▸ Aim of the exercise
Among these entries, how many lines contain "weniger"? Say the number and nothing else.

(Page text dataset records)
────────

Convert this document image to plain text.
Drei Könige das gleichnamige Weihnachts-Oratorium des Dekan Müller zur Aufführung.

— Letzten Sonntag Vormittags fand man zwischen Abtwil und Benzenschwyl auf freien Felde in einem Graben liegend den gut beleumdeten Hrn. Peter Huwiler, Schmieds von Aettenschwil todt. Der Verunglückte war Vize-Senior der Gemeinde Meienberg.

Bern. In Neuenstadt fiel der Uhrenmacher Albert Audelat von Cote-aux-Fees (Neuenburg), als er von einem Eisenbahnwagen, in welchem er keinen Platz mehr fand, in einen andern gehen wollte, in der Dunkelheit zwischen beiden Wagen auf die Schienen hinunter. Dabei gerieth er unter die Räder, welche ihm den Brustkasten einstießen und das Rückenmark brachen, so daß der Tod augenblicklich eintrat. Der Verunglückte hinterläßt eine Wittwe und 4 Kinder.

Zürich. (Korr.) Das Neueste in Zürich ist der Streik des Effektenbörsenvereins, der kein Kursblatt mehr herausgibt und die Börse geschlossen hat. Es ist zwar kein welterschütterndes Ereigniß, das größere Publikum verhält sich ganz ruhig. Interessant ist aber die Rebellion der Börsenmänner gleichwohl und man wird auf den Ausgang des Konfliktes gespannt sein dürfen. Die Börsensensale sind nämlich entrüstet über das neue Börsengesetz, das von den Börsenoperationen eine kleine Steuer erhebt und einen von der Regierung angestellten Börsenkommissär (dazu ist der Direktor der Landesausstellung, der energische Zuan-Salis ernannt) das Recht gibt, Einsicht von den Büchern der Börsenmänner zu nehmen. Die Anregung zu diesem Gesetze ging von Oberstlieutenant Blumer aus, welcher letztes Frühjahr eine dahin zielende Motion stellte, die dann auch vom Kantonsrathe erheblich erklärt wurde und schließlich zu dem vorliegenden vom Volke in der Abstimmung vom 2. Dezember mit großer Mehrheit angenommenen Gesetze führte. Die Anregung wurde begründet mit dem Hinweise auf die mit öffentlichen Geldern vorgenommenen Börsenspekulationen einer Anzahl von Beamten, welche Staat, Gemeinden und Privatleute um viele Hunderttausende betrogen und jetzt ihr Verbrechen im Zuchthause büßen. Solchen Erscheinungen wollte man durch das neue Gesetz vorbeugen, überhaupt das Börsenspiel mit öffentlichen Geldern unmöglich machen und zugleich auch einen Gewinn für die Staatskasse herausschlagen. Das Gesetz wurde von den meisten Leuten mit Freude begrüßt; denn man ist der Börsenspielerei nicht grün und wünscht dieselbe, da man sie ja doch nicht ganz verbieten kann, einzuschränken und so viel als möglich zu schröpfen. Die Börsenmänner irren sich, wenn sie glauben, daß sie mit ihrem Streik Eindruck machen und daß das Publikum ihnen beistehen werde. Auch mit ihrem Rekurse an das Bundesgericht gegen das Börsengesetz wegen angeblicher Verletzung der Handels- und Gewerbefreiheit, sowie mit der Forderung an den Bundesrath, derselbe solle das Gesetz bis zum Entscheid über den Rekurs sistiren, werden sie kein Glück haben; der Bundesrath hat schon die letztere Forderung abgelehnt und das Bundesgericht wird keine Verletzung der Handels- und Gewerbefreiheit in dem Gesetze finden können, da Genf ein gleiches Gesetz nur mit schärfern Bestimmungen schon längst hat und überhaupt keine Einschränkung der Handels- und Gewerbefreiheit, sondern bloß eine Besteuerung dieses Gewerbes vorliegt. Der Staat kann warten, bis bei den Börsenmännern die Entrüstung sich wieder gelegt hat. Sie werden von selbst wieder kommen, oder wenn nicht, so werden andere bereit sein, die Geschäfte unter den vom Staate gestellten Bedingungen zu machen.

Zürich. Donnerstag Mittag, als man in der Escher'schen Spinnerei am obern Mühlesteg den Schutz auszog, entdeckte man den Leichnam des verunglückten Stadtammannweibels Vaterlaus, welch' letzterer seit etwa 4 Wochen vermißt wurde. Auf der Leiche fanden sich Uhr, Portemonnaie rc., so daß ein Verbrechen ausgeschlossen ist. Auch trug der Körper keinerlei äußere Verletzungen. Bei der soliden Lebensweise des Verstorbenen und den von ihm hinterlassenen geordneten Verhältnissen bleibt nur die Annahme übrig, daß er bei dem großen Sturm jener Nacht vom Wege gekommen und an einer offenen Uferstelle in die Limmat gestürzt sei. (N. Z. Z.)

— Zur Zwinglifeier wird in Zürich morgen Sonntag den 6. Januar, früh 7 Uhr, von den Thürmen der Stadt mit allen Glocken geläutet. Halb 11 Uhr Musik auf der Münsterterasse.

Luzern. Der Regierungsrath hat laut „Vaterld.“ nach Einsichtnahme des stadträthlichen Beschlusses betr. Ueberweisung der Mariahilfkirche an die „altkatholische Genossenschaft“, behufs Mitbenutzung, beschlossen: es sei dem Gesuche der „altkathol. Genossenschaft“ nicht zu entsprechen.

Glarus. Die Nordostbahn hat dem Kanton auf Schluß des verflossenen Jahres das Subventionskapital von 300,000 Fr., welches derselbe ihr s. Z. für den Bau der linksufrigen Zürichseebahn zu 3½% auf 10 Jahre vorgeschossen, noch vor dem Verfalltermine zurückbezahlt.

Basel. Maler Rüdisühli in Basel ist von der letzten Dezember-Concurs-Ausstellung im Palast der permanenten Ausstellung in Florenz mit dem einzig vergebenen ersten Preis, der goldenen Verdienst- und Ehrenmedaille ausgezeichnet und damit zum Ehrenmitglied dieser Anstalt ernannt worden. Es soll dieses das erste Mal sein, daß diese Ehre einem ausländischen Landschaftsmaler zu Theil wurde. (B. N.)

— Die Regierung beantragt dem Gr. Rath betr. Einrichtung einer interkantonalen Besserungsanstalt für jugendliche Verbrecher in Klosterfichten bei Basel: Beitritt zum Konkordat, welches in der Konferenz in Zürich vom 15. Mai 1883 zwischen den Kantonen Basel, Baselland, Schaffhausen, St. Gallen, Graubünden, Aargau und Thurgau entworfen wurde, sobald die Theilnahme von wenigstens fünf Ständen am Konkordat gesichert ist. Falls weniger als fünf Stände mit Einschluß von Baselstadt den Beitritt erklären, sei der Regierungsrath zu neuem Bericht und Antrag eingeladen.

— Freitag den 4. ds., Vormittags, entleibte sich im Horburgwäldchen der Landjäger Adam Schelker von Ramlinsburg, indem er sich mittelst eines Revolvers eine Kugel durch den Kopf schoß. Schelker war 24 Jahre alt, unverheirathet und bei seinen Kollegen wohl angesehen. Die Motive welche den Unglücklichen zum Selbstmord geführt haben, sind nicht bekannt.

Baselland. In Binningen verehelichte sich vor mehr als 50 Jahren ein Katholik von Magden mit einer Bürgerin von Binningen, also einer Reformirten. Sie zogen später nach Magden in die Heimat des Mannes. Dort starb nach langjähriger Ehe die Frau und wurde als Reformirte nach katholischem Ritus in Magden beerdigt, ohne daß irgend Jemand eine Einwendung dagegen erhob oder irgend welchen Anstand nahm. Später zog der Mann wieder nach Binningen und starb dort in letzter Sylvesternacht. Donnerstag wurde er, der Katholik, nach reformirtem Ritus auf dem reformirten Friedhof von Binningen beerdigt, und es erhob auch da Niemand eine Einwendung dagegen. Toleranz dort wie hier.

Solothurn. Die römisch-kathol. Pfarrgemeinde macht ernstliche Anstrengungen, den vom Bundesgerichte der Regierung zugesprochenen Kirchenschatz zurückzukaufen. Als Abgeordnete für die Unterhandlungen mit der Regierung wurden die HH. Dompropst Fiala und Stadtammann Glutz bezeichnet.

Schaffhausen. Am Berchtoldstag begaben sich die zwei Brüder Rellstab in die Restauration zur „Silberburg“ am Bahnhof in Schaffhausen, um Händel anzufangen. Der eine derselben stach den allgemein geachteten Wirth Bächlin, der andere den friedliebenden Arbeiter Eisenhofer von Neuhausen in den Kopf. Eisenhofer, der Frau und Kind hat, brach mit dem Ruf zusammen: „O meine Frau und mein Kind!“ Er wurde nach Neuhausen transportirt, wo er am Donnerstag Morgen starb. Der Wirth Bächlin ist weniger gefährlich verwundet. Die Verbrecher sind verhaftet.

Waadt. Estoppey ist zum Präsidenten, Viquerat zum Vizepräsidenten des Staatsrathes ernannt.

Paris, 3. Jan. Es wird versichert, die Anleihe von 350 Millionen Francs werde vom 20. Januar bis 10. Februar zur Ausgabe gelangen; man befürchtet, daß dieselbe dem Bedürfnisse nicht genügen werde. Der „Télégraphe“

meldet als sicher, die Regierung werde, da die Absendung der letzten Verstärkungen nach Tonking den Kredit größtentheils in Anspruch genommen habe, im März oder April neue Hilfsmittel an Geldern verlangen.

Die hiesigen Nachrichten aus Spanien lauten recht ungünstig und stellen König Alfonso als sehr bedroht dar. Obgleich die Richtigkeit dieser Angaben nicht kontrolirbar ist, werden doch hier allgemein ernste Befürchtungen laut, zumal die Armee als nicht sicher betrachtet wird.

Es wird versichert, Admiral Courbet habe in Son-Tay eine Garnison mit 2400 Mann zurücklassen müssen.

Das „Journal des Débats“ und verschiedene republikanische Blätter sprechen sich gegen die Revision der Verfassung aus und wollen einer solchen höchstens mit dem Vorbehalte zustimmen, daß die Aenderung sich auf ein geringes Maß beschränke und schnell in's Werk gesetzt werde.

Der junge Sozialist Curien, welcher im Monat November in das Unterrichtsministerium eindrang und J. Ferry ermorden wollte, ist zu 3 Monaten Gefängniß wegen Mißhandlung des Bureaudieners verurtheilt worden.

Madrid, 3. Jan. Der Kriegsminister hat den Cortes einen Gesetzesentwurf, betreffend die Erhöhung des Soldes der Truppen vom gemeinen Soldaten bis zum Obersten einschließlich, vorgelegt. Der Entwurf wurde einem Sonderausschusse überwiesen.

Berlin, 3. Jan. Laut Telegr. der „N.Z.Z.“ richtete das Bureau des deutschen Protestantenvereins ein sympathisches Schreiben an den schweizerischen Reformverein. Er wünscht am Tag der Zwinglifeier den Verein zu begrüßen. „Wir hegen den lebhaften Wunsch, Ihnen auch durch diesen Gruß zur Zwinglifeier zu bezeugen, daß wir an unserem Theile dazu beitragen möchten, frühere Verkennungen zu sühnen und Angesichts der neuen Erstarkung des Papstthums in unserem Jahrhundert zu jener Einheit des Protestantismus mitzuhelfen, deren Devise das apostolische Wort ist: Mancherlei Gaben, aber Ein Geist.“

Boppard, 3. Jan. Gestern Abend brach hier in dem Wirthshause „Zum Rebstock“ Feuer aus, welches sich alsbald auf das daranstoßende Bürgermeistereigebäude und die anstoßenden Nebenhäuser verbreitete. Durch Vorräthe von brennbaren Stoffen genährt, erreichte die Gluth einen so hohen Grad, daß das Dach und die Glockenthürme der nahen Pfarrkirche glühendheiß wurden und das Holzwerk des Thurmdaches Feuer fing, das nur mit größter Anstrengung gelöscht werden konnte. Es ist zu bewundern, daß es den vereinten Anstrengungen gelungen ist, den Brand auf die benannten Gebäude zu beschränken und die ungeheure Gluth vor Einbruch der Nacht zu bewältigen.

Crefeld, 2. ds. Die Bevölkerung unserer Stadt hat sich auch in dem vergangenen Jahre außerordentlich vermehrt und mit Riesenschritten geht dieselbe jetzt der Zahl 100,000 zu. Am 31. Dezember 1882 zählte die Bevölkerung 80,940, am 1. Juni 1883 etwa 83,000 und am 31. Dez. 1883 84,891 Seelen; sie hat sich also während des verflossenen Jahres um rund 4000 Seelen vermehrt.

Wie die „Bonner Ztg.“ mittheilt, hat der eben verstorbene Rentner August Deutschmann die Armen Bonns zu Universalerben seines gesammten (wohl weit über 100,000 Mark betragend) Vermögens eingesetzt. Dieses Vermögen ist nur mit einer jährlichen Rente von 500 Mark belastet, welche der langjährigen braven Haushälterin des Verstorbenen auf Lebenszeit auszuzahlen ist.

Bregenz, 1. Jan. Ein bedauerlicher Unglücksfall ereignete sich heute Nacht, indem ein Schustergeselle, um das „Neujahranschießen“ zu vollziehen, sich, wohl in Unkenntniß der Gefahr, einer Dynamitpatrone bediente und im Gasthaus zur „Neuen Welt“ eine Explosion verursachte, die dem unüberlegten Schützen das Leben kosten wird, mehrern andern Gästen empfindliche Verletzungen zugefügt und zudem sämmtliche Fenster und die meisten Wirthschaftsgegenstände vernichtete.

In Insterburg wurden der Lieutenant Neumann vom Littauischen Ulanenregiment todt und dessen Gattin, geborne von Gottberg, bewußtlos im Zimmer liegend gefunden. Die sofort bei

────────

▸ Solution for this exercise
2